### [Given text]
Loch Long Salmon (LLS) is appealing against the Loch Lomond and Trossachs National Park board’s decision to refuse permission for the facility at Beinn Reithe, Loch Long.

Scottish Government planning reporter David Little has ruled that a hearing or public inquiry may be required, and that a pre-examination meeting to discuss the arrangements for the hearing/inquiry will be held.

The time period for submissions about the appeal and hearing has now expired, and the Scottish Government’s Planning and Environmental Appeals Division will now assess the submissions before deciding when to hold the pre-examination meeting.

Among those that have confirmed their wish to take part in a hearing/inquiry are those opposed to open net pen salmon farming such as angling group WildFish Scotland (formerly Salmon and Trout Conservation Scotland) and Scottish Green MSP Ariane Burgess, whose objections include the energy use required to pump water from a depth of 20 metres into Loch Long Salmon’s semi-closed pens.

However, Burgess also argues that although semi-closed containment systems (SCCS) should not be seen as a tool to open up more waters for salmon farming, it might be used to replace existing open net pen farms.

Pioneering work

Support for LLS includes a letter from ScanBio Marine Group, which is one of the world’s largest seafood waste recycling companies, processing around 150,000 tonnes of material from the aquaculture and fishing sectors and turning it all into by-products.

LLS plans to use PVC enclosures and would capture most of the faeces from its fish and pump it to its shore base for treatment.

ScanBio recycles thousands of tonnes of sludge from fish farms in Norway and is developing a programme for sludge collection and processing in Scotland.

Chris Hyde, managing director of ScanBio’s Scottish operation, wrote: “We see the pioneering work that Loch Long Salmon are doing as being hugely important to both the development of our operation and as a critical part of the growth of the fish farming sector in Scotland. We are very keen to play our small part in supporting them.”

### [Supplied data]
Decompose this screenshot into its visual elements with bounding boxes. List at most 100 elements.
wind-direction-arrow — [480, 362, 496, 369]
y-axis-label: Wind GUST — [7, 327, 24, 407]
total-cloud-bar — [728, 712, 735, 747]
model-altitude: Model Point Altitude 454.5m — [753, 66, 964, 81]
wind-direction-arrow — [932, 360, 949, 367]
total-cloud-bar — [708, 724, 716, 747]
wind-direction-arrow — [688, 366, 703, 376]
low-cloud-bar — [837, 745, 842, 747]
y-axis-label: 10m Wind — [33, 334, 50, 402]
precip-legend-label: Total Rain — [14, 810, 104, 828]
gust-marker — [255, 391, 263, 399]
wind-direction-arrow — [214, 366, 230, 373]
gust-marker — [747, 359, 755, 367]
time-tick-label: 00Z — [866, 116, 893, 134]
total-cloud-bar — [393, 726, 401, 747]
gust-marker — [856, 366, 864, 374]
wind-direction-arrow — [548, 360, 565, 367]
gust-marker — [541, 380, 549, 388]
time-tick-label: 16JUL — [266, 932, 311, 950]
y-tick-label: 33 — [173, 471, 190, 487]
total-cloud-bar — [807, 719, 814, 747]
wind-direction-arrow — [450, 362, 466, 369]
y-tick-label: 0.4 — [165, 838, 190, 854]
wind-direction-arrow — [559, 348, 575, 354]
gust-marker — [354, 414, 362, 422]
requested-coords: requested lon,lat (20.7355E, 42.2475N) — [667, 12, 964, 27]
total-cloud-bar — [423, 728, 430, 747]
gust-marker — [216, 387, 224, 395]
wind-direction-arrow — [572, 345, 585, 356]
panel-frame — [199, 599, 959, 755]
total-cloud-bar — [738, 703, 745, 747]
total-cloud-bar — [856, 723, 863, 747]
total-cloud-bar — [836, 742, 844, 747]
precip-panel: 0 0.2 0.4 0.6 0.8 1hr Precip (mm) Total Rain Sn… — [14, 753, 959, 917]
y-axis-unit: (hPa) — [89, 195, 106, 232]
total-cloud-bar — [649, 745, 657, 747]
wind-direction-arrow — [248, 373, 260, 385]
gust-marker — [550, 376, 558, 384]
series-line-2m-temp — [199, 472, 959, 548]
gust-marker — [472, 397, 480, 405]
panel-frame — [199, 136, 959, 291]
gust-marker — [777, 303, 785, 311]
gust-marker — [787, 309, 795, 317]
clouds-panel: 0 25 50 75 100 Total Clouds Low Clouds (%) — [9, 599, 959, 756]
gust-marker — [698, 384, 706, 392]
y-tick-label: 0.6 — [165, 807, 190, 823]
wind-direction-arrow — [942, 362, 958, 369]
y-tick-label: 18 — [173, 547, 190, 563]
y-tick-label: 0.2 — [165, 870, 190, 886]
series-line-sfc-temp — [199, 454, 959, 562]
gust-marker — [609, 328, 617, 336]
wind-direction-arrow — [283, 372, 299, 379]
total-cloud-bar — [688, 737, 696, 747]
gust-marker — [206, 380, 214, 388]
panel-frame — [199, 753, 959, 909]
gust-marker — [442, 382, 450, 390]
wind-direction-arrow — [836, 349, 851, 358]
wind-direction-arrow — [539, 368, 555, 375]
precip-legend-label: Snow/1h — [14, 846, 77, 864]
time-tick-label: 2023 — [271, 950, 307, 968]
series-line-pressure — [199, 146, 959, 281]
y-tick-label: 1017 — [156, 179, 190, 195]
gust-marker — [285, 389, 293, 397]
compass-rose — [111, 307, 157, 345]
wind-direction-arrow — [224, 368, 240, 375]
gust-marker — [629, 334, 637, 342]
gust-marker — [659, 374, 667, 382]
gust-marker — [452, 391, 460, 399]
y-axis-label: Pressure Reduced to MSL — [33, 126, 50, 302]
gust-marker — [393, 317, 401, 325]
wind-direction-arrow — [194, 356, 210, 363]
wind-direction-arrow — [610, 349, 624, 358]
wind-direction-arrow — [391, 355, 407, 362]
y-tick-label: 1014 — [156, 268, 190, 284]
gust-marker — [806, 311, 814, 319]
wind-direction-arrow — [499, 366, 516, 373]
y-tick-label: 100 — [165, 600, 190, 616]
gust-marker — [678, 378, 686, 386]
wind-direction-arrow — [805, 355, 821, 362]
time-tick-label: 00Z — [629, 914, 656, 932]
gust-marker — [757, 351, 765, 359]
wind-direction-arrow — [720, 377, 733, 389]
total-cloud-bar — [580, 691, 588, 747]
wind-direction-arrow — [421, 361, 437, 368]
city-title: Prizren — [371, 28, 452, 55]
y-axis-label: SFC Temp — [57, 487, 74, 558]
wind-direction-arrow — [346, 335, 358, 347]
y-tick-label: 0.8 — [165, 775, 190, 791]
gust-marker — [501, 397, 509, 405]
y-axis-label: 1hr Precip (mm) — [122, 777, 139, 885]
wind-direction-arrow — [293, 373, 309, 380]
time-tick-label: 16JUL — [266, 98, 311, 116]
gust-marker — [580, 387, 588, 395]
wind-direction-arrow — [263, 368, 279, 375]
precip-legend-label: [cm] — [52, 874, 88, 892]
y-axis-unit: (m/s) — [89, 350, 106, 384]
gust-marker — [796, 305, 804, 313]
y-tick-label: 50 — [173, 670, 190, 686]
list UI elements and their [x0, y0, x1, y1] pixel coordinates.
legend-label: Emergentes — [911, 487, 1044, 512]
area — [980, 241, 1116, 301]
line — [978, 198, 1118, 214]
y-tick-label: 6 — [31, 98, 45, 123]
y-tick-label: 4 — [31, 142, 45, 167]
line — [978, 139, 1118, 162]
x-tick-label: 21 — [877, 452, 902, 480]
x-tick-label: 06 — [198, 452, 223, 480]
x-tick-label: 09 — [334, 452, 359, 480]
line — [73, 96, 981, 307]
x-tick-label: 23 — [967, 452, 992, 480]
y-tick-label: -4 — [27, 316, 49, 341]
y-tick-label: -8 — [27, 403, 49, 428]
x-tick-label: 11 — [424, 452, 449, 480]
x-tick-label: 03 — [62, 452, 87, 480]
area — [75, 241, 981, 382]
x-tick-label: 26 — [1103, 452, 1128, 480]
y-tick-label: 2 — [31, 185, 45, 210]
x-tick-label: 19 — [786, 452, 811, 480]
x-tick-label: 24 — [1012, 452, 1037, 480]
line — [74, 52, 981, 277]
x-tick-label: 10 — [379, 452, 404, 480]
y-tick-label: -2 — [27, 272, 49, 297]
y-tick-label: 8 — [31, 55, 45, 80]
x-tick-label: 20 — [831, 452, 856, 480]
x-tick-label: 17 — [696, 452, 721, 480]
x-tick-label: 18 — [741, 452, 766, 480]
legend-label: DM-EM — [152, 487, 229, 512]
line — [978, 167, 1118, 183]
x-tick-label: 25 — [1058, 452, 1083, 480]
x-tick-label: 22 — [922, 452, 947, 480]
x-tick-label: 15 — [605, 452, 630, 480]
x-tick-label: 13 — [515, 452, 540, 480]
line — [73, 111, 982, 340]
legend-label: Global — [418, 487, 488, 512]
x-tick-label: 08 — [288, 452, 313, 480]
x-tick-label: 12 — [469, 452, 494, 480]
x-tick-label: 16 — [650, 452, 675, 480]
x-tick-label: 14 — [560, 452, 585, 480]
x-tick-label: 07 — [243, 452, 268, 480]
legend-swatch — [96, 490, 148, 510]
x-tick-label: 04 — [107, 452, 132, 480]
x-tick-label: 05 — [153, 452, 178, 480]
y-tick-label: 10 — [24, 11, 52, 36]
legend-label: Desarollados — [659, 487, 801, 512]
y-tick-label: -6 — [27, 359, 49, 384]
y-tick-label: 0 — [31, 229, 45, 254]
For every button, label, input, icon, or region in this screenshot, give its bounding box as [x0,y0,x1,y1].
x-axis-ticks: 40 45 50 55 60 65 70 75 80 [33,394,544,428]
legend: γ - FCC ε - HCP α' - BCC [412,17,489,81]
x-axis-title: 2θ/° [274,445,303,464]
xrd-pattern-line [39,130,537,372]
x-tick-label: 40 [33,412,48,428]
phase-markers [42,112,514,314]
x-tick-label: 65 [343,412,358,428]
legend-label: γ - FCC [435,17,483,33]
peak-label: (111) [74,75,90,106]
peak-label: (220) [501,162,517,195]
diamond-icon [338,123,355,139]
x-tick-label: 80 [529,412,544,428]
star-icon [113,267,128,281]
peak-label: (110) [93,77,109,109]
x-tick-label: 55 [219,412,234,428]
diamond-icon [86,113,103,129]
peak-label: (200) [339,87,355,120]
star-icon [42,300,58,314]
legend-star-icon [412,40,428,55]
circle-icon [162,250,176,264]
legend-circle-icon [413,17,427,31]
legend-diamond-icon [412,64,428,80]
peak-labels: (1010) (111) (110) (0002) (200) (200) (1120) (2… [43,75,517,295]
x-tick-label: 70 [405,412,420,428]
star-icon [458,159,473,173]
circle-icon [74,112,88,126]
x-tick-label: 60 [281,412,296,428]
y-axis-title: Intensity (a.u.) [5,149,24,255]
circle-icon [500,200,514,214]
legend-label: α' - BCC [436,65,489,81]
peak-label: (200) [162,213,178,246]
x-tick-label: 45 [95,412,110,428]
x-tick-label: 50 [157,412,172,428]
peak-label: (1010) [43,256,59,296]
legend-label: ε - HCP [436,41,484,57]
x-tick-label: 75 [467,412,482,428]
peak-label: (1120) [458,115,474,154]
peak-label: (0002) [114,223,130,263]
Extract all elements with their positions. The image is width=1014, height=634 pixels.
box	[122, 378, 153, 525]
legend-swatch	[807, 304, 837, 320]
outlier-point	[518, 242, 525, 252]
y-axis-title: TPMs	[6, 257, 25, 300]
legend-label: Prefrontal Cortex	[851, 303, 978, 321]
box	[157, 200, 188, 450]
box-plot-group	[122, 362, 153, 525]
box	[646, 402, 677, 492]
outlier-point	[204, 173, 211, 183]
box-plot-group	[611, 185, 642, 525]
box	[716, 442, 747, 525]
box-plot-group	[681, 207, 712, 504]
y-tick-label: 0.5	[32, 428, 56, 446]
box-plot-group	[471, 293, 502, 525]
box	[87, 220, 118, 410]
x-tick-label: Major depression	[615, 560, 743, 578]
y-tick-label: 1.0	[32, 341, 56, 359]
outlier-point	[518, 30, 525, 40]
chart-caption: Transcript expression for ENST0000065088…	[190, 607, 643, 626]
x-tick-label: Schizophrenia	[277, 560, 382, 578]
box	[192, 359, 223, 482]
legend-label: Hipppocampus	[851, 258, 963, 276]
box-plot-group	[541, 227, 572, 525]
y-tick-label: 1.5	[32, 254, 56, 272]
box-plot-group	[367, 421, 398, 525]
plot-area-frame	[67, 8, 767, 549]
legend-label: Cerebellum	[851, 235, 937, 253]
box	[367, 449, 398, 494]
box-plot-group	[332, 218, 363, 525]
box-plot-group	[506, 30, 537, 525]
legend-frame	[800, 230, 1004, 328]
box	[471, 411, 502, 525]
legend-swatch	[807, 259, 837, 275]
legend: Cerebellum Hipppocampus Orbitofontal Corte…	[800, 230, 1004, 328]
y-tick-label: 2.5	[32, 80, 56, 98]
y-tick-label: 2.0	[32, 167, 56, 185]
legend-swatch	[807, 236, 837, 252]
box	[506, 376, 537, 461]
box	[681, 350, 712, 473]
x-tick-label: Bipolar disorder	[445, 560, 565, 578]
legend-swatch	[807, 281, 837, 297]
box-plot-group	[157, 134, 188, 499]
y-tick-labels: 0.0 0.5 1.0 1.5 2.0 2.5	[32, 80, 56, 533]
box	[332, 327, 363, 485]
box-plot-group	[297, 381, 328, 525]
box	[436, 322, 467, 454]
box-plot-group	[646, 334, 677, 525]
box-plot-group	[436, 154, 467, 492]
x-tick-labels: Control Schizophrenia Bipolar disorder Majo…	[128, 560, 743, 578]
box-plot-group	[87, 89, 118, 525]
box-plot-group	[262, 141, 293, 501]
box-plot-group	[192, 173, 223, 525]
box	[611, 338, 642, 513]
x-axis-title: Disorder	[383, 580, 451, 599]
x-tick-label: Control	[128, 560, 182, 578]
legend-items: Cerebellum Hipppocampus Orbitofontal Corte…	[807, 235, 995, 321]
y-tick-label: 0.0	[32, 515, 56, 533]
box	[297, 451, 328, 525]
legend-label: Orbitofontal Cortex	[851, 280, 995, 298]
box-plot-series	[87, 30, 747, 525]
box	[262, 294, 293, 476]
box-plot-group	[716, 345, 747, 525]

### [List of tasks]
A) In the article about the Loch Long Salmon appeal, what was WildFish Scotland formerly called?
B) Continue the article about the Loch Long Salmon appeal from its last sentence.

### [Written responses]
A) Salmon and Trout Conservation Scotland.

B)
'Flawed decision'

LLS claims the Loch Lomond and Trossachs National Park board’s decision to refuse its application on the recommendation of planning officers was fundamentally flawed and based on fear and a misunderstanding of the technology and its potential to transform the Scottish aquaculture sector.

The company wants to site four floating 140-metre circumference enclosures in Loch Long, together with a fifth enclosure to be used as a harvest pen. The enclosures would have standard nets inside.

LLS has said it will be able to collect more than 85% of fish faeces and uneaten feed from the enclosures and that its method of farming should also remove or drastically reduce problems with sea lice, which parasitise farmed salmon. Water for the SCCS is pumped into the enclosures from below the layer of the water column where sea lice live.

In January last year, LLS was granted a Controlled Activities Regulations (CAR) licence from the Scottish Environment Protection Agency (SEPA) to farm up to 3,452 tonnes of fish at Beinn Reithe.

The company said it believes the National Park Board failed to sufficiently and correctly consider the opinions of SEPA, Forestry and Land Scotland, NatureScot and the Arrochar Community Council, which all believe the project can proceed.